• Input
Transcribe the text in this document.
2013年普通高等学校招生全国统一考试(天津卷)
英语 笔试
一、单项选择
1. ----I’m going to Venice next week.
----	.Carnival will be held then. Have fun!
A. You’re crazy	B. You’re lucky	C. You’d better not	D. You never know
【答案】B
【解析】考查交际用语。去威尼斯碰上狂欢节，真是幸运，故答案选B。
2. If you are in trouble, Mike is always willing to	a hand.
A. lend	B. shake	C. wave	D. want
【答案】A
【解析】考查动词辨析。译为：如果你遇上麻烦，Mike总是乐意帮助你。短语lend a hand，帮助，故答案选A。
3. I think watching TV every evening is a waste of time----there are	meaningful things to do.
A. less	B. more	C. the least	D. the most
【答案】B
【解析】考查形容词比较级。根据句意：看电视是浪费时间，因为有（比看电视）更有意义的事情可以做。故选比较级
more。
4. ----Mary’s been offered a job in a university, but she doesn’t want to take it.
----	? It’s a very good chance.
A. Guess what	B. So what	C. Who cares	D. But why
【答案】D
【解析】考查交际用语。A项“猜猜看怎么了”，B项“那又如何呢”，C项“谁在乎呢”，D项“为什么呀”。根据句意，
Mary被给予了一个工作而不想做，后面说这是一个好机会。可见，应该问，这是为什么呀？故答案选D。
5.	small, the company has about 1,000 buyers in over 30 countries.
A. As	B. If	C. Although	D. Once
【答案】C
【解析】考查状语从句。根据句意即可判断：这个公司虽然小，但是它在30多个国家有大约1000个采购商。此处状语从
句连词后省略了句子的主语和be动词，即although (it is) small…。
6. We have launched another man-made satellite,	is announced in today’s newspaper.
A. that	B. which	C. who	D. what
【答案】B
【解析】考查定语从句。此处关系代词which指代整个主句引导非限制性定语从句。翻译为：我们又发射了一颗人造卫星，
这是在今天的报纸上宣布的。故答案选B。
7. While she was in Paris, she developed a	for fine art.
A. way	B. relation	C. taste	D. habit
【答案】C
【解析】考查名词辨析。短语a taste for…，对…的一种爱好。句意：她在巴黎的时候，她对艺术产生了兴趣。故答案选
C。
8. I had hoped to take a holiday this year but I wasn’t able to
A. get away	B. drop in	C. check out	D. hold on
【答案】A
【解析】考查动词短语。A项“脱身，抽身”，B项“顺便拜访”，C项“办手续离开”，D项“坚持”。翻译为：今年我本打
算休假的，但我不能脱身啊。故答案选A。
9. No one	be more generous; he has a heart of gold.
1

• Exercise instructions
Please reproduce the entire listing, exactly as shown.

• Full solution
Transcribe the text in this document.
2013年普通高等学校招生全国统一考试(天津卷)
英语 笔试
一、单项选择
1. ----I’m going to Venice next week.
----	.Carnival will be held then. Have fun!
A. You’re crazy	B. You’re lucky	C. You’d better not	D. You never know
【答案】B
【解析】考查交际用语。去威尼斯碰上狂欢节，真是幸运，故答案选B。
2. If you are in trouble, Mike is always willing to	a hand.
A. lend	B. shake	C. wave	D. want
【答案】A
【解析】考查动词辨析。译为：如果你遇上麻烦，Mike总是乐意帮助你。短语lend a hand，帮助，故答案选A。
3. I think watching TV every evening is a waste of time----there are	meaningful things to do.
A. less	B. more	C. the least	D. the most
【答案】B
【解析】考查形容词比较级。根据句意：看电视是浪费时间，因为有（比看电视）更有意义的事情可以做。故选比较级
more。
4. ----Mary’s been offered a job in a university, but she doesn’t want to take it.
----	? It’s a very good chance.
A. Guess what	B. So what	C. Who cares	D. But why
【答案】D
【解析】考查交际用语。A项“猜猜看怎么了”，B项“那又如何呢”，C项“谁在乎呢”，D项“为什么呀”。根据句意，
Mary被给予了一个工作而不想做，后面说这是一个好机会。可见，应该问，这是为什么呀？故答案选D。
5.	small, the company has about 1,000 buyers in over 30 countries.
A. As	B. If	C. Although	D. Once
【答案】C
【解析】考查状语从句。根据句意即可判断：这个公司虽然小，但是它在30多个国家有大约1000个采购商。此处状语从
句连词后省略了句子的主语和be动词，即although (it is) small…。
6. We have launched another man-made satellite,	is announced in today’s newspaper.
A. that	B. which	C. who	D. what
【答案】B
【解析】考查定语从句。此处关系代词which指代整个主句引导非限制性定语从句。翻译为：我们又发射了一颗人造卫星，
这是在今天的报纸上宣布的。故答案选B。
7. While she was in Paris, she developed a	for fine art.
A. way	B. relation	C. taste	D. habit
【答案】C
【解析】考查名词辨析。短语a taste for…，对…的一种爱好。句意：她在巴黎的时候，她对艺术产生了兴趣。故答案选
C。
8. I had hoped to take a holiday this year but I wasn’t able to
A. get away	B. drop in	C. check out	D. hold on
【答案】A
【解析】考查动词短语。A项“脱身，抽身”，B项“顺便拜访”，C项“办手续离开”，D项“坚持”。翻译为：今年我本打
算休假的，但我不能脱身啊。故答案选A。
9. No one	be more generous; he has a heart of gold.
1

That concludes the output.